OBJECTIVE
Every entry must be echoed exactly.

DATA
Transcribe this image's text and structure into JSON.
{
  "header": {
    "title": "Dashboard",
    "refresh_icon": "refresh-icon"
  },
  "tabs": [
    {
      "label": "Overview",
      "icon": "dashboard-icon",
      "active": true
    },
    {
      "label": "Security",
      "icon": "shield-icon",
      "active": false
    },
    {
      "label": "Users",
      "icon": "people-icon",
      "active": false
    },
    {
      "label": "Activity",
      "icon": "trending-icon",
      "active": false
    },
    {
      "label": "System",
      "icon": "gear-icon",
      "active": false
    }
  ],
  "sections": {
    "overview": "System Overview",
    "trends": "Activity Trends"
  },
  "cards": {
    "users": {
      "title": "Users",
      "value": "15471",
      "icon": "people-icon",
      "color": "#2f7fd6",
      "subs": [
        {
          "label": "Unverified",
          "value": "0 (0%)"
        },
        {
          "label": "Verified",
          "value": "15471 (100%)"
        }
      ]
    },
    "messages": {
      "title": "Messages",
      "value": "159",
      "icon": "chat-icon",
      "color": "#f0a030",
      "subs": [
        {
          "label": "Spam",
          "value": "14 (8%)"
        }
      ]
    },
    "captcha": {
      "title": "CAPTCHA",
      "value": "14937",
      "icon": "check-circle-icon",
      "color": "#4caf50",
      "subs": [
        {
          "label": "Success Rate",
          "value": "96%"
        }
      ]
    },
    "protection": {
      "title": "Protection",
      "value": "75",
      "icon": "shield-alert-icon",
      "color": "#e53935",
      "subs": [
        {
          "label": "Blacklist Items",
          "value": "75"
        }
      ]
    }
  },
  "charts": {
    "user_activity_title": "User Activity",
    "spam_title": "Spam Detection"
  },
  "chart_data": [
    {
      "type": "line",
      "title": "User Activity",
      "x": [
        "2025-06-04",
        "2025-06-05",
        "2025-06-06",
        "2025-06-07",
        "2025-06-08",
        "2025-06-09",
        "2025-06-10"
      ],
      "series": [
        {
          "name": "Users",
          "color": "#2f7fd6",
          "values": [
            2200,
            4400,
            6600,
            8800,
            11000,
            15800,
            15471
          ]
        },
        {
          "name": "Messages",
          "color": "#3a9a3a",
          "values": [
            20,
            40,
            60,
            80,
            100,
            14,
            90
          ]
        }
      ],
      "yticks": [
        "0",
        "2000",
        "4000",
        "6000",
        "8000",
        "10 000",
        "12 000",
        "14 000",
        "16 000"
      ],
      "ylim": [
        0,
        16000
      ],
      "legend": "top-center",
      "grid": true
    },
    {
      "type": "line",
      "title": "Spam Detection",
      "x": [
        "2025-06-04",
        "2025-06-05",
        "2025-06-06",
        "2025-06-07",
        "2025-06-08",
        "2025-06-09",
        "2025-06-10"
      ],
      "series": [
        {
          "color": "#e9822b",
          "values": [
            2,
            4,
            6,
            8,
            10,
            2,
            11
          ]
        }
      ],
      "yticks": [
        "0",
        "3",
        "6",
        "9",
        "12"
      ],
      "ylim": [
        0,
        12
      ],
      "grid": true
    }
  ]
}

CORRECT RESPONSE
Transcribe this image's text and structure into JSON.
{
  "header": {
    "title": "Dashboard",
    "refresh_icon": "refresh-icon"
  },
  "tabs": [
    {
      "label": "Overview",
      "icon": "dashboard-icon",
      "active": true
    },
    {
      "label": "Security",
      "icon": "shield-icon",
      "active": false
    },
    {
      "label": "Users",
      "icon": "people-icon",
      "active": false
    },
    {
      "label": "Activity",
      "icon": "trending-icon",
      "active": false
    },
    {
      "label": "System",
      "icon": "gear-icon",
      "active": false
    }
  ],
  "sections": {
    "overview": "System Overview",
    "trends": "Activity Trends"
  },
  "cards": {
    "users": {
      "title": "Users",
      "value": "15471",
      "icon": "people-icon",
      "color": "#2f7fd6",
      "subs": [
        {
          "label": "Unverified",
          "value": "0 (0%)"
        },
        {
          "label": "Verified",
          "value": "15471 (100%)"
        }
      ]
    },
    "messages": {
      "title": "Messages",
      "value": "159",
      "icon": "chat-icon",
      "color": "#f0a030",
      "subs": [
        {
          "label": "Spam",
          "value": "14 (8%)"
        }
      ]
    },
    "captcha": {
      "title": "CAPTCHA",
      "value": "14937",
      "icon": "check-circle-icon",
      "color": "#4caf50",
      "subs": [
        {
          "label": "Success Rate",
          "value": "96%"
        }
      ]
    },
    "protection": {
      "title": "Protection",
      "value": "75",
      "icon": "shield-alert-icon",
      "color": "#e53935",
      "subs": [
        {
          "label": "Blacklist Items",
          "value": "75"
        }
      ]
    }
  },
  "charts": {
    "user_activity_title": "User Activity",
    "spam_title": "Spam Detection"
  },
  "chart_data": [
    {
      "type": "line",
      "title": "User Activity",
      "x": [
        "2025-06-04",
        "2025-06-05",
        "2025-06-06",
        "2025-06-07",
        "2025-06-08",
        "2025-06-09",
        "2025-06-10"
      ],
      "series": [
        {
          "name": "Users",
          "color": "#2f7fd6",
          "values": [
            2200,
            4400,
            6600,
            8800,
            11000,
            15800,
            15471
          ]
        },
        {
          "name": "Messages",
          "color": "#3a9a3a",
          "values": [
            20,
            40,
            60,
            80,
            100,
            14,
            90
          ]
        }
      ],
      "yticks": [
        "0",
        "2000",
        "4000",
        "6000",
        "8000",
        "10 000",
        "12 000",
        "14 000",
        "16 000"
      ],
      "ylim": [
        0,
        16000
      ],
      "legend": "top-center",
      "grid": true
    },
    {
      "type": "line",
      "title": "Spam Detection",
      "x": [
        "2025-06-04",
        "2025-06-05",
        "2025-06-06",
        "2025-06-07",
        "2025-06-08",
        "2025-06-09",
        "2025-06-10"
      ],
      "series": [
        {
          "color": "#e9822b",
          "values": [
            2,
            4,
            6,
            8,
            10,
            2,
            11
          ]
        }
      ],
      "yticks": [
        "0",
        "3",
        "6",
        "9",
        "12"
      ],
      "ylim": [
        0,
        12
      ],
      "grid": true
    }
  ]
}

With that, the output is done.